Work to be completed —
Where a line contains the word "rằng", copy that line.

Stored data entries
## Begin

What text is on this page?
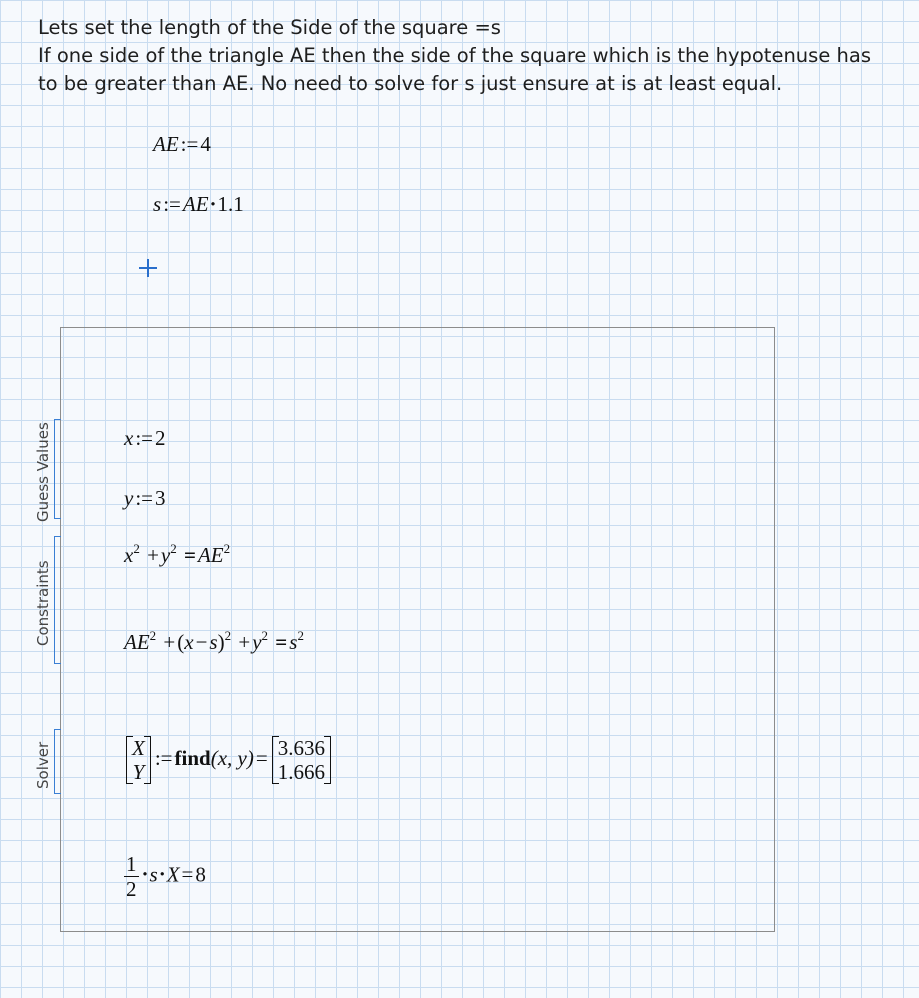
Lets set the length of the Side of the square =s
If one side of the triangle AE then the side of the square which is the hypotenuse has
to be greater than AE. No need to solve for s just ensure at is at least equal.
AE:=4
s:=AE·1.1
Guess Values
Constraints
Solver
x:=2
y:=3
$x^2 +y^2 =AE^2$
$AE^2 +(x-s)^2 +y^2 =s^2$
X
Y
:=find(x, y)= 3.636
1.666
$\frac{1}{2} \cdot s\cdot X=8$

## End
## Begin

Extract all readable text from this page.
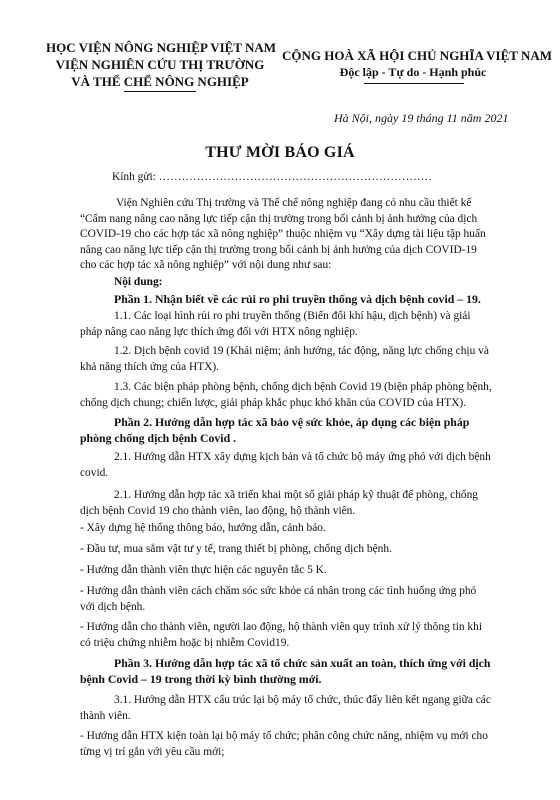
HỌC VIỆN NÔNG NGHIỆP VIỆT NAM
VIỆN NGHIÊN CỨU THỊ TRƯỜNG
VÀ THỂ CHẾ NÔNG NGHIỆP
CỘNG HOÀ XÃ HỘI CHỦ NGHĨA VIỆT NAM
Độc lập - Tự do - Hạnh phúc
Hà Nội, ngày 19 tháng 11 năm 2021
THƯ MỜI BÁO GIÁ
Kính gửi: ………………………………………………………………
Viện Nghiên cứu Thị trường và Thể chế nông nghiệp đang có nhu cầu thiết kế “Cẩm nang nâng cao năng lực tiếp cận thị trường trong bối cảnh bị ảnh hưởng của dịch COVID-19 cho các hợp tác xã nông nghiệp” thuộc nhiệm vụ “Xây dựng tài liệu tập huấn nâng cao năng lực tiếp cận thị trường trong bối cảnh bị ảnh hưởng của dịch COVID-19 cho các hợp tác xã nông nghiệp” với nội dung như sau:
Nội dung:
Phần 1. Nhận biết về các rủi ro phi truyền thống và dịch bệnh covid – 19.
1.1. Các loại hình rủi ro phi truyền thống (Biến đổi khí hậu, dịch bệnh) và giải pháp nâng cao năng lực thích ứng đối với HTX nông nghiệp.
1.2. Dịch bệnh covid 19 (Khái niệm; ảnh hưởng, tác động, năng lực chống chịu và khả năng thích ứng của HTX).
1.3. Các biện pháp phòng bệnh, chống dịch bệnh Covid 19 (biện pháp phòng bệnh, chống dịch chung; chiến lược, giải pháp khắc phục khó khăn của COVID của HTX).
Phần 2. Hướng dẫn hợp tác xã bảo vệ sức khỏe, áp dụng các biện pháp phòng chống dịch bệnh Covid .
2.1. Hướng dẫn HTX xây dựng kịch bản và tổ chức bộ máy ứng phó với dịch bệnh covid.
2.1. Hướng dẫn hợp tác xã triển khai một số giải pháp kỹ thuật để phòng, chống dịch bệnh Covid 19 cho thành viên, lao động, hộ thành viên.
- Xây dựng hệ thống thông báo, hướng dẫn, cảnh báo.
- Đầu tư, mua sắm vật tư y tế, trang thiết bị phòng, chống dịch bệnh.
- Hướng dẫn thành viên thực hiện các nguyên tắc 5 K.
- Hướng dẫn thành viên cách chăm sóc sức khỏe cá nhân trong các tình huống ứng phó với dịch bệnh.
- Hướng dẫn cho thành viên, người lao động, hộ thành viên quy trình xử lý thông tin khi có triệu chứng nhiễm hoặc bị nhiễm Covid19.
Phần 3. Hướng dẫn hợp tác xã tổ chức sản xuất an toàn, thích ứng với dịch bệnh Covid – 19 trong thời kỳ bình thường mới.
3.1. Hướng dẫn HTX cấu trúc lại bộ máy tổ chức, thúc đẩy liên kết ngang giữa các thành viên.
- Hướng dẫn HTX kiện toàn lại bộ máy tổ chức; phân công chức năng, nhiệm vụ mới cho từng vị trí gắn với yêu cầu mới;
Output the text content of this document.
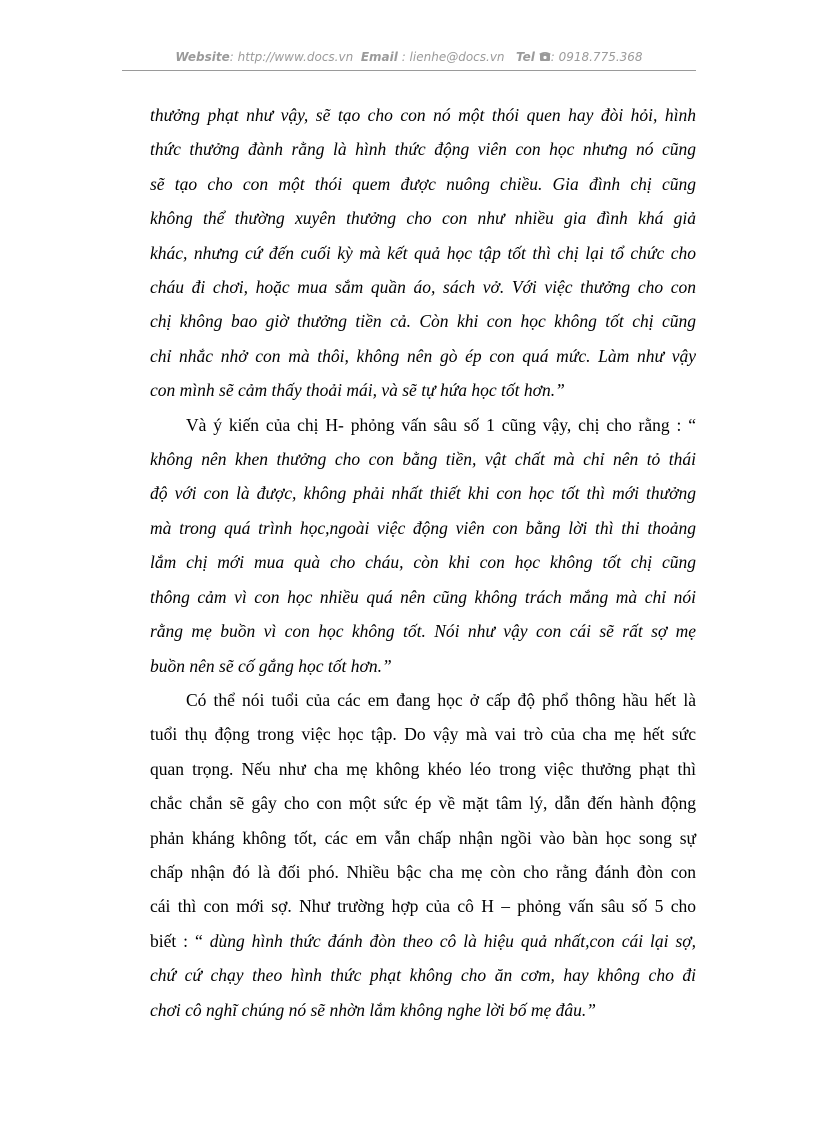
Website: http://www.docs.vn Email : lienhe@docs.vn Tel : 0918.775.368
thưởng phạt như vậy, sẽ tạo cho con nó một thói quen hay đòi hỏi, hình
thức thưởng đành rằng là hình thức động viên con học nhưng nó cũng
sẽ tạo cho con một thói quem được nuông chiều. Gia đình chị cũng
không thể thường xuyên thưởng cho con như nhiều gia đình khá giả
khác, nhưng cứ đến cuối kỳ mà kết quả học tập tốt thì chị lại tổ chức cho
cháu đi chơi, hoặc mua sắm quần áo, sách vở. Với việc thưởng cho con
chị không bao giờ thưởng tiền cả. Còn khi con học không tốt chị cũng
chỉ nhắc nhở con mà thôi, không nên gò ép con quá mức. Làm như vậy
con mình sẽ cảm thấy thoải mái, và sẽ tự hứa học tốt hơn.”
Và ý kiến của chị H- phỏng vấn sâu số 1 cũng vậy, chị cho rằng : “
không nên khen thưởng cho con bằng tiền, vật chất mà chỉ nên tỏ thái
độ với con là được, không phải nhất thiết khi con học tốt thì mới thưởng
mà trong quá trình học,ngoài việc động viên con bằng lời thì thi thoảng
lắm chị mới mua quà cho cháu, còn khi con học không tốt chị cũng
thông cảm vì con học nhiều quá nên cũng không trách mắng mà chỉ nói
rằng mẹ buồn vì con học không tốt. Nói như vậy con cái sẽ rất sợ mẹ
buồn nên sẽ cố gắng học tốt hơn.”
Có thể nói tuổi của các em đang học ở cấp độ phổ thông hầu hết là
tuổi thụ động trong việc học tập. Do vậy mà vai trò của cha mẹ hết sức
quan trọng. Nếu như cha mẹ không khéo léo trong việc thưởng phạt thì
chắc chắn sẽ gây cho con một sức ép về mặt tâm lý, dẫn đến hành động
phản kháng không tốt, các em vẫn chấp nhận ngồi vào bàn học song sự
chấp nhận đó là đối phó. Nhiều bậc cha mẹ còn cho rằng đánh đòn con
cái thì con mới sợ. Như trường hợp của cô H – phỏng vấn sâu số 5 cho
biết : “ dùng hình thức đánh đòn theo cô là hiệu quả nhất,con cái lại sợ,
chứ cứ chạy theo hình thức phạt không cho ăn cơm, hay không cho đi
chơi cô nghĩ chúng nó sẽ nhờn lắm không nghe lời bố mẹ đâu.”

## End
## Begin

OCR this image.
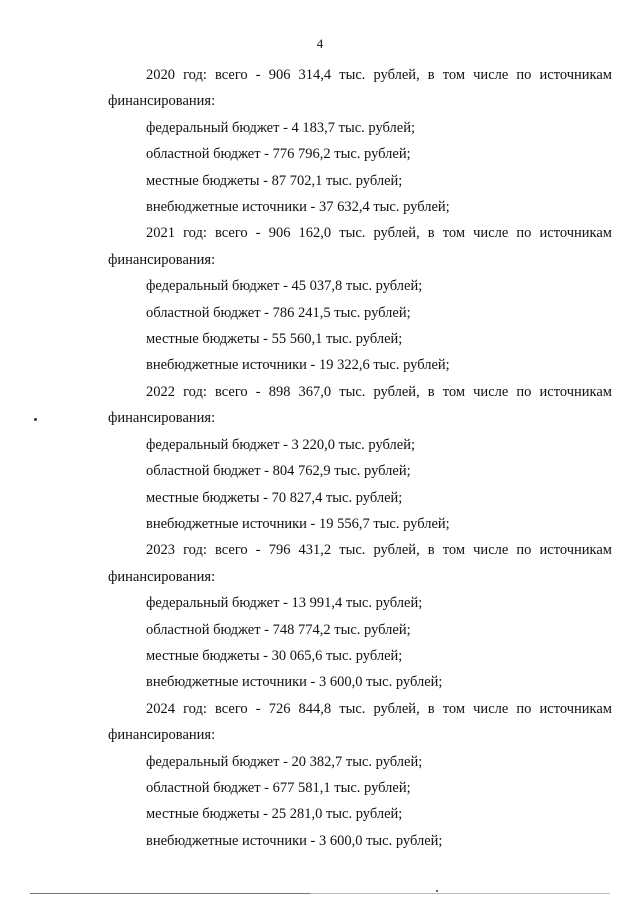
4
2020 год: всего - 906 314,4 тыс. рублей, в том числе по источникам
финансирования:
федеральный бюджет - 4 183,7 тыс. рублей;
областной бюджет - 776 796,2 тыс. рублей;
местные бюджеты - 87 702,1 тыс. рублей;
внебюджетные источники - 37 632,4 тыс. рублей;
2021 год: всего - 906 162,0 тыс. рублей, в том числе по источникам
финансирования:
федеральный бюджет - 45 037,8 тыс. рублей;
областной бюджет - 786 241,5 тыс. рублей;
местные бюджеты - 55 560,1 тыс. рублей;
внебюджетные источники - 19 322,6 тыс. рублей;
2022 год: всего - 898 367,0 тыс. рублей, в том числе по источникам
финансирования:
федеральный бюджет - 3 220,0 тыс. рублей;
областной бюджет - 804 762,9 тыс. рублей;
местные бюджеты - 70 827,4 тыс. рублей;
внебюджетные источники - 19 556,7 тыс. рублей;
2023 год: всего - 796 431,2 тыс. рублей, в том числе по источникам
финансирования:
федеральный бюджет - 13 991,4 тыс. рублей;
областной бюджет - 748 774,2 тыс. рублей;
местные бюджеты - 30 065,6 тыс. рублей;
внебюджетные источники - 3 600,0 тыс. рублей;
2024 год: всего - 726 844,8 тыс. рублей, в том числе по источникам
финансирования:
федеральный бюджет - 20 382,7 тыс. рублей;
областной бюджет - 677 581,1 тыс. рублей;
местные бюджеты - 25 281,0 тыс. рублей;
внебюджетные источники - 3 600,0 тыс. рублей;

## End

Solution to this exercise —
thức thưởng đành rằng là hình thức động viên con học nhưng nó cũng
Và ý kiến của chị H- phỏng vấn sâu số 1 cũng vậy, chị cho rằng : “
rằng mẹ buồn vì con học không tốt. Nói như vậy con cái sẽ rất sợ mẹ
chấp nhận đó là đối phó. Nhiều bậc cha mẹ còn cho rằng đánh đòn con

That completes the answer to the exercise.